::: Supplied data
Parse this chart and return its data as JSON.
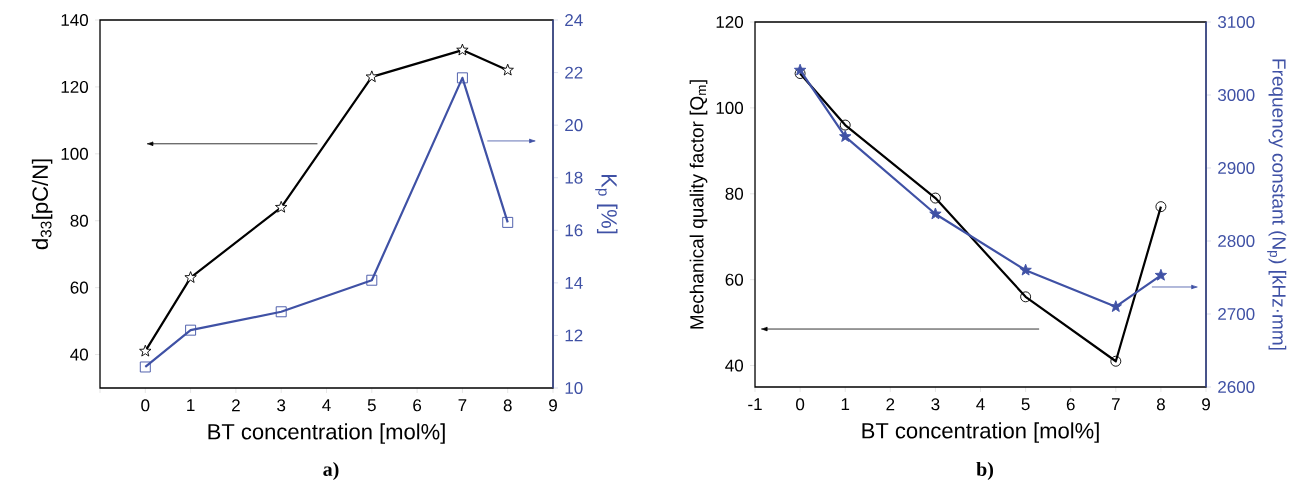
{
  "chart_data": [
    {
      "type": "line",
      "xlabel": "BT concentration [mol%]",
      "ylabel": "d$_{33}$[pC/N]",
      "y2label": "K$_{p}$ [%]",
      "annotations": [
        "a)"
      ],
      "xlim": [
        -1,
        9
      ],
      "xticks": [
        {
          "value": -1,
          "label": null
        },
        0,
        1,
        2,
        3,
        4,
        5,
        6,
        7,
        8,
        9
      ],
      "ylim": [
        30,
        140
      ],
      "yticks": [
        40,
        60,
        80,
        100,
        120,
        140
      ],
      "y2lim": [
        10,
        24
      ],
      "y2ticks": [
        10,
        12,
        14,
        16,
        18,
        20,
        22,
        24
      ],
      "x": [
        0,
        1,
        3,
        5,
        7,
        8
      ],
      "grid": false,
      "series": [
        {
          "color": "#000000",
          "axis": "y",
          "marker": "star",
          "values": [
            41,
            63,
            84,
            123,
            131,
            125
          ]
        },
        {
          "color": "#3f51a5",
          "axis": "y2",
          "marker": "square",
          "values": [
            10.8,
            12.2,
            12.9,
            14.1,
            21.8,
            16.3
          ]
        }
      ]
    },
    {
      "type": "line",
      "xlabel": "BT concentration [mol%]",
      "ylabel": "Mechanical quality factor [Q$_{m}$]",
      "y2label": "Frequency constant (N$_{p}$) [kHz·mm]",
      "annotations": [
        "b)"
      ],
      "xlim": [
        -1,
        9
      ],
      "xticks": [
        -1,
        0,
        1,
        2,
        3,
        4,
        5,
        6,
        7,
        8,
        9
      ],
      "ylim": [
        35,
        120
      ],
      "yticks": [
        40,
        60,
        80,
        100,
        120
      ],
      "y2lim": [
        2600,
        3100
      ],
      "y2ticks": [
        2600,
        2700,
        2800,
        2900,
        3000,
        3100
      ],
      "x": [
        0,
        1,
        3,
        5,
        7,
        8
      ],
      "grid": false,
      "series": [
        {
          "color": "#000000",
          "axis": "y",
          "marker": "circle",
          "values": [
            108,
            96,
            79,
            56,
            41,
            77
          ]
        },
        {
          "color": "#3f51a5",
          "axis": "y2",
          "marker": "star",
          "values": [
            3034,
            2943,
            2837,
            2760,
            2710,
            2753
          ]
        }
      ]
    }
  ]
}
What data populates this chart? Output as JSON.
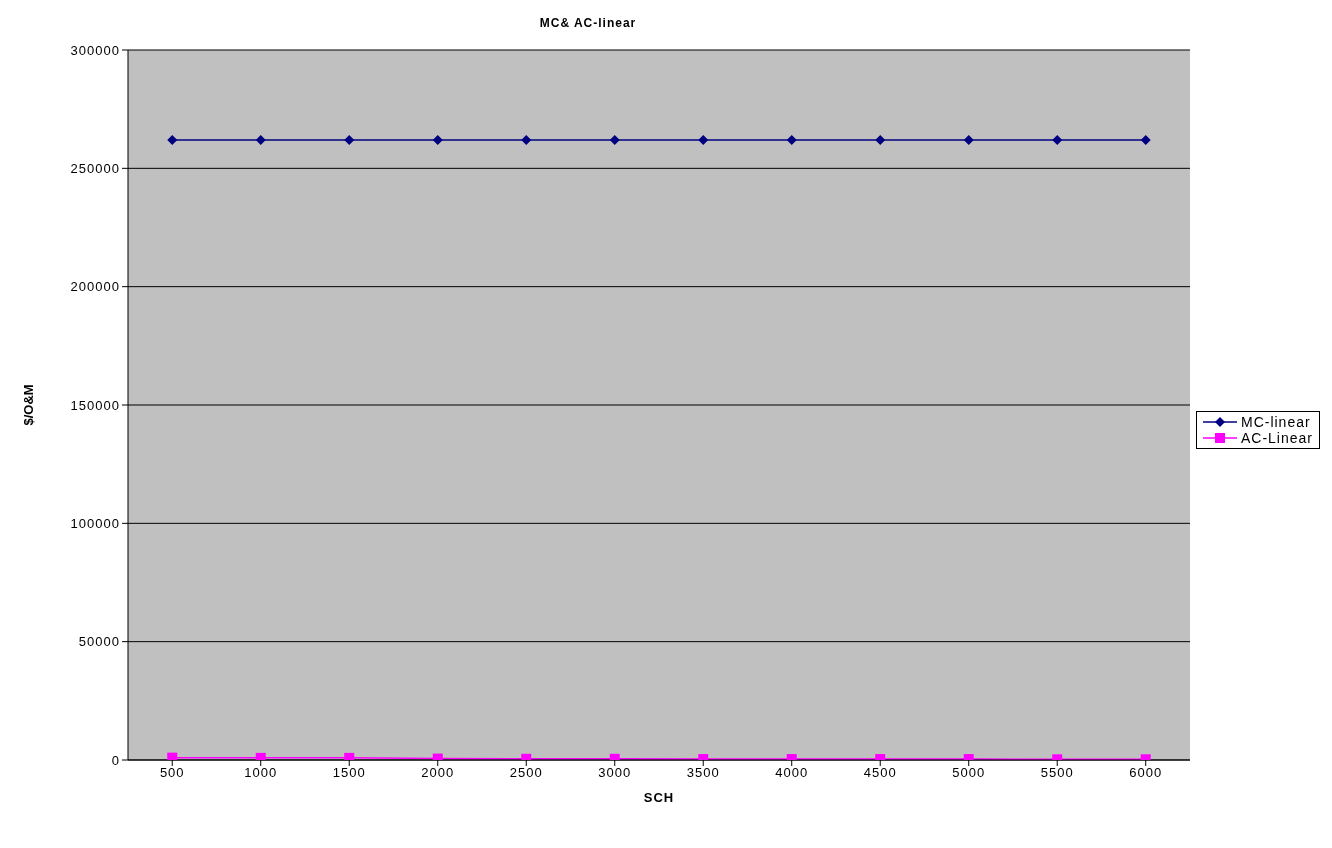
{
  "chart_data": {
    "type": "line",
    "title": "MC& AC-linear",
    "xlabel": "SCH",
    "ylabel": "$/O&M",
    "categories": [
      "500",
      "1000",
      "1500",
      "2000",
      "2500",
      "3000",
      "3500",
      "4000",
      "4500",
      "5000",
      "5500",
      "6000"
    ],
    "series": [
      {
        "name": "MC-linear",
        "color": "#000080",
        "marker": "diamond",
        "values": [
          262000,
          262000,
          262000,
          262000,
          262000,
          262000,
          262000,
          262000,
          262000,
          262000,
          262000,
          262000
        ]
      },
      {
        "name": "AC-Linear",
        "color": "#ff00ff",
        "marker": "square",
        "values": [
          1000,
          900,
          900,
          600,
          500,
          500,
          400,
          400,
          400,
          400,
          300,
          300
        ]
      }
    ],
    "ylim": [
      0,
      300000
    ],
    "yticks": [
      0,
      50000,
      100000,
      150000,
      200000,
      250000,
      300000
    ],
    "grid": "y",
    "legend": "right",
    "line_style": "solid"
  }
}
::::::
The request: Collect the lines of the data that carry the word "marker".

Response to this exercise:
          "marker": "star",
          "marker": "square",
          "marker": "circle",
          "marker": "star",
        "marker": "diamond",
        "marker": "square",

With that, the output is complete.